Segment Open
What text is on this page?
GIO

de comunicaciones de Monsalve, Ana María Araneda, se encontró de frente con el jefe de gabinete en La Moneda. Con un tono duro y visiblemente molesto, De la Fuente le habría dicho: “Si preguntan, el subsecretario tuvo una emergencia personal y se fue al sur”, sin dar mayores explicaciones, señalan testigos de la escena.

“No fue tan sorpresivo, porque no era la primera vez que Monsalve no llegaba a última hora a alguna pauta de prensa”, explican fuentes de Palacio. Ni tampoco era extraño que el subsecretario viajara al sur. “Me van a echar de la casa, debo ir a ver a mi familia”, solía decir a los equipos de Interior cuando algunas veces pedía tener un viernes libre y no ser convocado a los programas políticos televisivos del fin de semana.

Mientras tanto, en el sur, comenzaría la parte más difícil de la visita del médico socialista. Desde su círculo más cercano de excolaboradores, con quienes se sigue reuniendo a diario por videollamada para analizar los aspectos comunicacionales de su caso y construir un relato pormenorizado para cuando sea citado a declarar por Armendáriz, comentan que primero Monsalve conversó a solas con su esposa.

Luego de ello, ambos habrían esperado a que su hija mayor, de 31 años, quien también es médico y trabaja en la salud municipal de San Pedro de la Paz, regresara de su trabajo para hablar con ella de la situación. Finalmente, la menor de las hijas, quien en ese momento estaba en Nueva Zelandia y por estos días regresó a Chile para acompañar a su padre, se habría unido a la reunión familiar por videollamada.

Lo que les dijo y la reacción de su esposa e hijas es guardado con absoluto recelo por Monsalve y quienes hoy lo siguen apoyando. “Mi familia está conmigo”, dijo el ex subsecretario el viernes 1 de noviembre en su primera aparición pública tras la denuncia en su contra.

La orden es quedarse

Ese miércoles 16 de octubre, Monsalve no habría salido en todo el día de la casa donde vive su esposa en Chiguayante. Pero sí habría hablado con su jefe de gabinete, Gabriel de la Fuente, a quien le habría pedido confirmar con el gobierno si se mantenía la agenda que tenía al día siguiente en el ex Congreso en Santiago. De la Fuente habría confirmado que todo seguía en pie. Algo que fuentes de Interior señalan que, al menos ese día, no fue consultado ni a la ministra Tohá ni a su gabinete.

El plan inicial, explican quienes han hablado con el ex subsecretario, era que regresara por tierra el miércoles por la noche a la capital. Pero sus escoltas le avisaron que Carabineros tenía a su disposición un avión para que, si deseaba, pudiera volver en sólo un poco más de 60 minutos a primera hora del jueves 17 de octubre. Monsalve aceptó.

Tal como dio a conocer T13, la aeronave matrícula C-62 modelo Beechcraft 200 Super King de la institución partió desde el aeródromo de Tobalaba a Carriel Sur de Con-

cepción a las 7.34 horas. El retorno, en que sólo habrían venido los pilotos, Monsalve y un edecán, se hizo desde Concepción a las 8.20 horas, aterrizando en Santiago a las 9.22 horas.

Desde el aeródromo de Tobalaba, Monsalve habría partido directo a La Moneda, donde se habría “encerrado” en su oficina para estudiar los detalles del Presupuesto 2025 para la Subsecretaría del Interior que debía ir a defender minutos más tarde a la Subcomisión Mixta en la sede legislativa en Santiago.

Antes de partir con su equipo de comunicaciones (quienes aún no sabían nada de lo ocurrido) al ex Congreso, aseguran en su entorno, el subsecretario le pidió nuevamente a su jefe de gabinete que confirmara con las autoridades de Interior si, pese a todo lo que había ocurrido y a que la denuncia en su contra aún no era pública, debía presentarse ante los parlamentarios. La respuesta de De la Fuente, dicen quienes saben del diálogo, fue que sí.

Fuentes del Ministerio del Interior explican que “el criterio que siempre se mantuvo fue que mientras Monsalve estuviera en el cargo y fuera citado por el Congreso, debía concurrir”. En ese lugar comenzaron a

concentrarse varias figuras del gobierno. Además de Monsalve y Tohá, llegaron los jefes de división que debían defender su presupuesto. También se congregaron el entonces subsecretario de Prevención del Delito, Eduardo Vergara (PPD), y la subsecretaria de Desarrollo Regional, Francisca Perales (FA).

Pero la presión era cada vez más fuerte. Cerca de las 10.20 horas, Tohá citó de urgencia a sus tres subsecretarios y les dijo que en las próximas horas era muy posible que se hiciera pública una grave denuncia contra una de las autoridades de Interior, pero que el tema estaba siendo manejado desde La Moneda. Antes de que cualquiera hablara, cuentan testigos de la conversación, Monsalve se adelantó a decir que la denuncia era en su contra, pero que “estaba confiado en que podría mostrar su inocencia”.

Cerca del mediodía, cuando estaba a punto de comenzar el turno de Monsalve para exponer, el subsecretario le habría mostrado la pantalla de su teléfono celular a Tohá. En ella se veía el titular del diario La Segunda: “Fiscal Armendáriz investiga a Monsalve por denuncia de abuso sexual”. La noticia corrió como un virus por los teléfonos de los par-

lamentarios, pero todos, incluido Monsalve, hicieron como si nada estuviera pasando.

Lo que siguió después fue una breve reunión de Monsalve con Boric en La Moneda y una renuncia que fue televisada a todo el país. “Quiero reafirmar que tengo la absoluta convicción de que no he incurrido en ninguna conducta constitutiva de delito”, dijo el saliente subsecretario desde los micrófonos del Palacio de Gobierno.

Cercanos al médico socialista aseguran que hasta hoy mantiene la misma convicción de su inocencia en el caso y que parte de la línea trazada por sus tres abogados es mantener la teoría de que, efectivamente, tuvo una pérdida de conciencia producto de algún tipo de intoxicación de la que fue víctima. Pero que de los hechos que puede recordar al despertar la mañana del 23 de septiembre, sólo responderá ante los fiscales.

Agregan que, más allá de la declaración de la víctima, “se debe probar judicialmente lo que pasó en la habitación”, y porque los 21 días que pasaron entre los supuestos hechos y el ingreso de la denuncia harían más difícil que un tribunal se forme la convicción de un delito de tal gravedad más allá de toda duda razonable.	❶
Segment Closed
§ **Brief**: Report each line of the data in which "diario" occurs.

§ **Expected answer**:
Mientras tanto, en el sur, comenzaría la parte más difícil de la visita del médico socialista. Desde su círculo más cercano de excolaboradores, con quienes se sigue reuniendo a diario por videollamada para analizar los aspectos comunicacionales de su caso y construir un relato pormenorizado para cuando sea citado a declarar por Armendáriz, comentan que primero Monsalve conversó a solas con su esposa.
Cerca del mediodía, cuando estaba a punto de comenzar el turno de Monsalve para exponer, el subsecretario le habría mostrado la pantalla de su teléfono celular a Tohá. En ella se veía el titular del diario La Segunda: “Fiscal Armendáriz investiga a Monsalve por denuncia de abuso sexual”. La noticia corrió como un virus por los teléfonos de los par-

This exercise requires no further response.